**TASK STATEMENT:**
Gather the lines below that include the string "this", copying each in full.

(Records from a collection)
-- BEGIN --

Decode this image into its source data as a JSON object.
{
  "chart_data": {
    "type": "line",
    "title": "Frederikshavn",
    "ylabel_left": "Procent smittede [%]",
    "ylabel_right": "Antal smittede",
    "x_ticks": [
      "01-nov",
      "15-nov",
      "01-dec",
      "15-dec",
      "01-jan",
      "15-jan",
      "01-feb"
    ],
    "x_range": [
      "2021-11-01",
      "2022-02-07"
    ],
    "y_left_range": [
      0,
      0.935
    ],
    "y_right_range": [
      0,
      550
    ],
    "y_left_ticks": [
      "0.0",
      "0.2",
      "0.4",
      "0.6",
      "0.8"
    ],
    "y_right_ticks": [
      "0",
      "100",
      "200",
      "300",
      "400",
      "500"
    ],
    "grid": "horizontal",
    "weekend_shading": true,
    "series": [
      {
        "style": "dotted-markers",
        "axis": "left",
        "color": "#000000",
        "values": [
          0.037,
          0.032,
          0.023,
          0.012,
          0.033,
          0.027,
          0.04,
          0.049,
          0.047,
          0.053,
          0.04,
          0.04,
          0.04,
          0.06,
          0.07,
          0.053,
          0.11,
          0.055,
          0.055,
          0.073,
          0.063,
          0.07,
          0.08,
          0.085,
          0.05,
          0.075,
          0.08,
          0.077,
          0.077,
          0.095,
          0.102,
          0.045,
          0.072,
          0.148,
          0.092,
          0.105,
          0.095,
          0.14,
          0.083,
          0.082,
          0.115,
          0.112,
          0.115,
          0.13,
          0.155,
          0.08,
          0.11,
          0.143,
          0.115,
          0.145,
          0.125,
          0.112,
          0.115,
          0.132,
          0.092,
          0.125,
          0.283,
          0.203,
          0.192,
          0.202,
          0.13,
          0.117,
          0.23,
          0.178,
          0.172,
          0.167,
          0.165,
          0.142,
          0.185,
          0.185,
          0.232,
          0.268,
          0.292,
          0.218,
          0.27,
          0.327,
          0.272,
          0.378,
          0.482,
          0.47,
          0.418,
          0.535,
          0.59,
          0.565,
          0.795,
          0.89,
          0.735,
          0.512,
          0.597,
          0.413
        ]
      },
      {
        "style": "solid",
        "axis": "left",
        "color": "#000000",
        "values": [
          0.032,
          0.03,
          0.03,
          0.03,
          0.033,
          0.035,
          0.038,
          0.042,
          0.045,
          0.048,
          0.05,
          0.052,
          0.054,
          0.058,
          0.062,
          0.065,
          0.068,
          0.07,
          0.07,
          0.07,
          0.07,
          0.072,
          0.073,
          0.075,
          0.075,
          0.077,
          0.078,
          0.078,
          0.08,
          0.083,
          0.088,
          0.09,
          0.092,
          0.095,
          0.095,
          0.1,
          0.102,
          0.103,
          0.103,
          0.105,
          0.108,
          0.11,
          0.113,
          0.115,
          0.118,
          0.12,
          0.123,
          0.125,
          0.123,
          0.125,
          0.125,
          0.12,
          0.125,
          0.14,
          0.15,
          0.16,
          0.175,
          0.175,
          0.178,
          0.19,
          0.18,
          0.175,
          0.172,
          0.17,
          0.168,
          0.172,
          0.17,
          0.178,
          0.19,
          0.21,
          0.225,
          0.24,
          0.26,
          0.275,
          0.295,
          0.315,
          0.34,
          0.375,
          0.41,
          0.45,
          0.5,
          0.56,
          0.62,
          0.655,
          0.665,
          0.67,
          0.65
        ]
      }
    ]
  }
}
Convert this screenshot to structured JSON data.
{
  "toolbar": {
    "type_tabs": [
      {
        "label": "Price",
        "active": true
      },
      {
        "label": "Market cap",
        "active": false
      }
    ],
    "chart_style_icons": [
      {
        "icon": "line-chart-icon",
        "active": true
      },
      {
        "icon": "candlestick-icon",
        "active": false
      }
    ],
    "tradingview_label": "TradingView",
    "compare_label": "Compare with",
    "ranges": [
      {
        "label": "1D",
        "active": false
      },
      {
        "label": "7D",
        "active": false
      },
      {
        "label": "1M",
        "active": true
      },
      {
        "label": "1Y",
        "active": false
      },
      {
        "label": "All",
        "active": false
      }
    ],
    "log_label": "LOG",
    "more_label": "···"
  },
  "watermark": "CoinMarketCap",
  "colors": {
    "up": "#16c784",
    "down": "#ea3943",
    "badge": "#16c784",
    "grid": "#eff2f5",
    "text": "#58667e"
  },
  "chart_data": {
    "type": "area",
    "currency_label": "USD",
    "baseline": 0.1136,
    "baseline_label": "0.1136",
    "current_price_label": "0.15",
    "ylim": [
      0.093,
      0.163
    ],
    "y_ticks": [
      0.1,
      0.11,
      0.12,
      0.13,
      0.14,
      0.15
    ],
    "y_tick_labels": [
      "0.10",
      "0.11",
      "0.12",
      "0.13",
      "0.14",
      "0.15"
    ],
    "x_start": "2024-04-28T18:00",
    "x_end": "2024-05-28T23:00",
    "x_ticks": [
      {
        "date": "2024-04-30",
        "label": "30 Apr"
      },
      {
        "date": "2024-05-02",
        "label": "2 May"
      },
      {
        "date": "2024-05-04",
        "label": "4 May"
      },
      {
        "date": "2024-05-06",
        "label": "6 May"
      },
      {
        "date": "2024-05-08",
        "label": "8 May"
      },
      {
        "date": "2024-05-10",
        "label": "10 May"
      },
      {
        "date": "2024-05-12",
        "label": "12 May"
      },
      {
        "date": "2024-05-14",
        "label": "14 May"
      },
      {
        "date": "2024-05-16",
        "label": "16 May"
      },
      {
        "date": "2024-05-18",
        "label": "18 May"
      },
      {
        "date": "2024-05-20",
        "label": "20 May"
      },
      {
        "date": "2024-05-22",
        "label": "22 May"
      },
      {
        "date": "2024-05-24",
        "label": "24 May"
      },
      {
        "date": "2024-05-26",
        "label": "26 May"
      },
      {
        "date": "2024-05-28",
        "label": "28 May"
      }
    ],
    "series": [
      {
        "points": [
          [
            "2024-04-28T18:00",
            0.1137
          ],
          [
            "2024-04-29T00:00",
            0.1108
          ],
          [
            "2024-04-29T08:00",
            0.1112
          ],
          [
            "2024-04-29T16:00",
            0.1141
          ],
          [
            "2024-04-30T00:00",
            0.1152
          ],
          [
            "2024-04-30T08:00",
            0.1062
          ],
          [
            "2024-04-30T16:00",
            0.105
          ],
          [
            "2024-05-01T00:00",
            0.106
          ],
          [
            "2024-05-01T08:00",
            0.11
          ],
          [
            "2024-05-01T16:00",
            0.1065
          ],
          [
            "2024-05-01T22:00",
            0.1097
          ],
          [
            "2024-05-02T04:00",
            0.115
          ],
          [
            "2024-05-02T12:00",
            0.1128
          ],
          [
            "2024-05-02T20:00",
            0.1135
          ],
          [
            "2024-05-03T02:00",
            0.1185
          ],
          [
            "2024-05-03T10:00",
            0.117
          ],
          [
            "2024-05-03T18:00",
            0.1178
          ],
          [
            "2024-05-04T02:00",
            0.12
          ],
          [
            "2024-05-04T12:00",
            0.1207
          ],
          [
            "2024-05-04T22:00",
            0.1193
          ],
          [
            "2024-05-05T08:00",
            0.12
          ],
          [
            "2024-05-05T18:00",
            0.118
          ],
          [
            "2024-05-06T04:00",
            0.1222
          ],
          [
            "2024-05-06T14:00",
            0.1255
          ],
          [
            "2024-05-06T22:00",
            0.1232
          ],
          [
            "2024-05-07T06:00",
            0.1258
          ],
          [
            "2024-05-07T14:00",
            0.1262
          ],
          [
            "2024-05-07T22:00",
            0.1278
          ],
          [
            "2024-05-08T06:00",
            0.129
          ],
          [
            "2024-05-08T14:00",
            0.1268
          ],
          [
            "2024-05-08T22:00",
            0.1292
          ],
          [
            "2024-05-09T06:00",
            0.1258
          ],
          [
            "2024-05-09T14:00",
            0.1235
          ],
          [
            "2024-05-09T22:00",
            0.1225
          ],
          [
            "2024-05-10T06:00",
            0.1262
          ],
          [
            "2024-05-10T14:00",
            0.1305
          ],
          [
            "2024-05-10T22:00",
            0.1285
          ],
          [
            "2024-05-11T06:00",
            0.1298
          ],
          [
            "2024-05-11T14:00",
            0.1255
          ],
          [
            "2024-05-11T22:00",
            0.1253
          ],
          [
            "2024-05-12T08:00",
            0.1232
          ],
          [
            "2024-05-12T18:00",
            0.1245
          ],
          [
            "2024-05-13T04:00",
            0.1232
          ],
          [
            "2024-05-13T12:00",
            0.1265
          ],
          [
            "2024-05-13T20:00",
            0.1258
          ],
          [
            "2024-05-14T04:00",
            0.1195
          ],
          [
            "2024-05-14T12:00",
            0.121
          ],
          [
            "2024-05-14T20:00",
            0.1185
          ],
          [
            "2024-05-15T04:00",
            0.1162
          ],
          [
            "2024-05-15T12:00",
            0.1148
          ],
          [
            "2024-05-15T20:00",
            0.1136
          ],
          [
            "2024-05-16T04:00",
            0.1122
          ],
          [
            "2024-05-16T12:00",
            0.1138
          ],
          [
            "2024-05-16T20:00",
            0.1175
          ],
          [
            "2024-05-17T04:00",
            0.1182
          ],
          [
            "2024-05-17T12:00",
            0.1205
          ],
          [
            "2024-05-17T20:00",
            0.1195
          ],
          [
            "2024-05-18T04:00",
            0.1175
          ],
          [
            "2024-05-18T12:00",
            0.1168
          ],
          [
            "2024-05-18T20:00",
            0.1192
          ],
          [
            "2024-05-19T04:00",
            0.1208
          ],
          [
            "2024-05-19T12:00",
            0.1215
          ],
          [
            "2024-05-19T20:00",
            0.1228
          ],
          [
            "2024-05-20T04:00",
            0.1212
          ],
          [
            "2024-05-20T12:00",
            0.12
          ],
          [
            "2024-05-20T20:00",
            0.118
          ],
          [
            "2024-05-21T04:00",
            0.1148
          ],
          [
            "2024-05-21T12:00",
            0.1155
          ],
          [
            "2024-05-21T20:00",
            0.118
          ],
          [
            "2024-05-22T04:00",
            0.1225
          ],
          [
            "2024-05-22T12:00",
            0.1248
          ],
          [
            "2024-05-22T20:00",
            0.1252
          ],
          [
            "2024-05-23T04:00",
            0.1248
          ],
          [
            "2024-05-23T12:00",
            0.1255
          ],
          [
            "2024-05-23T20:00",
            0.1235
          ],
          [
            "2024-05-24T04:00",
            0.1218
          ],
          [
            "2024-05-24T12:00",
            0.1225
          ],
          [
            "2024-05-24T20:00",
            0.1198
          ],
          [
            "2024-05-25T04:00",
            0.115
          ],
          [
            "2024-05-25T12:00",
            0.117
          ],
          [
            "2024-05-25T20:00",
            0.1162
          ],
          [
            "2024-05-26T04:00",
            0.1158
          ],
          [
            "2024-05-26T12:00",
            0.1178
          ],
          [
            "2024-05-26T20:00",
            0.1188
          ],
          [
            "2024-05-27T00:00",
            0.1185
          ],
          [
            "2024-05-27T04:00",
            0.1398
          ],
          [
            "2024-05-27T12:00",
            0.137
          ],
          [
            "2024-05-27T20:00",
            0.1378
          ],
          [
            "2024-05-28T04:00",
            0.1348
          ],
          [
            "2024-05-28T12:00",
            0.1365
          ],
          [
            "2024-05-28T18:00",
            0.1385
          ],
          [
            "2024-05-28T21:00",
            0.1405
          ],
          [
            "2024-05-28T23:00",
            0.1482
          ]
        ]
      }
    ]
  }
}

-- END --

**FULL ANSWER:**
Decode this image into its source data as a JSON object.
Convert this screenshot to structured JSON data.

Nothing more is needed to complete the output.